* TASK PROMPT
In the data below, locate each line with the word "ビジュー" and list it.
-- Begin RECORDED DATA --
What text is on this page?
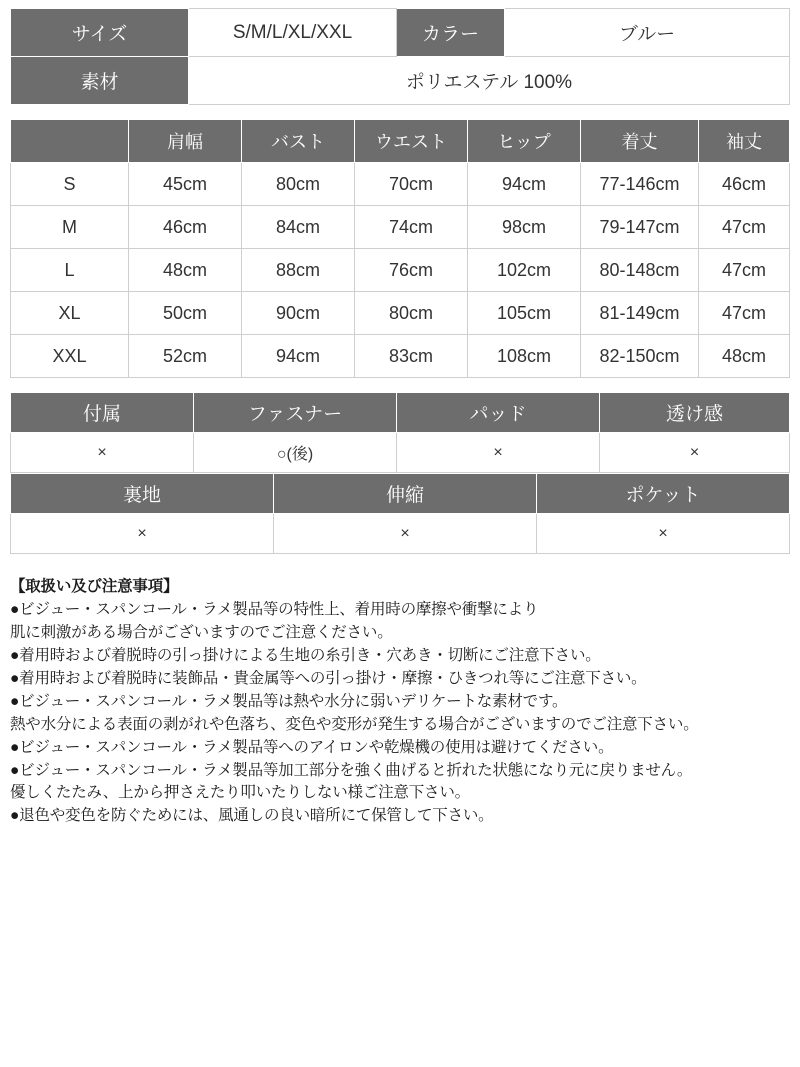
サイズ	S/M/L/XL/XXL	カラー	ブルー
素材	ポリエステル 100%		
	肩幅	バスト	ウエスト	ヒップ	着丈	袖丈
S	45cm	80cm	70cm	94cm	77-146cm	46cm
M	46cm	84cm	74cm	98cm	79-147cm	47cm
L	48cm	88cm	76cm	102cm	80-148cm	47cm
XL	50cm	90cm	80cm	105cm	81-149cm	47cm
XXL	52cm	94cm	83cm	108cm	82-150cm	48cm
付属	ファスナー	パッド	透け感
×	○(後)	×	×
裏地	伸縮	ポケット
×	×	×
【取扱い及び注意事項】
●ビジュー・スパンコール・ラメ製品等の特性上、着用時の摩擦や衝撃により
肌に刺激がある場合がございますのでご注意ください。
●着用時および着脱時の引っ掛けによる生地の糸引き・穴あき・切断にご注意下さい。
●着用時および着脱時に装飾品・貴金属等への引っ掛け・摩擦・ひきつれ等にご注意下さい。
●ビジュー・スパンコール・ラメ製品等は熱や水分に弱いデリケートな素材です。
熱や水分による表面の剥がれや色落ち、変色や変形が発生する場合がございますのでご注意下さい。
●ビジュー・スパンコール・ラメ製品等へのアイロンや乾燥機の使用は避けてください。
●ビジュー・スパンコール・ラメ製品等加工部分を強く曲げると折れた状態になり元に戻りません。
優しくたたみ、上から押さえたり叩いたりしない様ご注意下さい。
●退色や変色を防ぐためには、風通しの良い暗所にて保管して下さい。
-- End RECORDED DATA --
* TASK SOLUTION
●ビジュー・スパンコール・ラメ製品等の特性上、着用時の摩擦や衝撃により
●ビジュー・スパンコール・ラメ製品等は熱や水分に弱いデリケートな素材です。
●ビジュー・スパンコール・ラメ製品等へのアイロンや乾燥機の使用は避けてください。
●ビジュー・スパンコール・ラメ製品等加工部分を強く曲げると折れた状態になり元に戻りません。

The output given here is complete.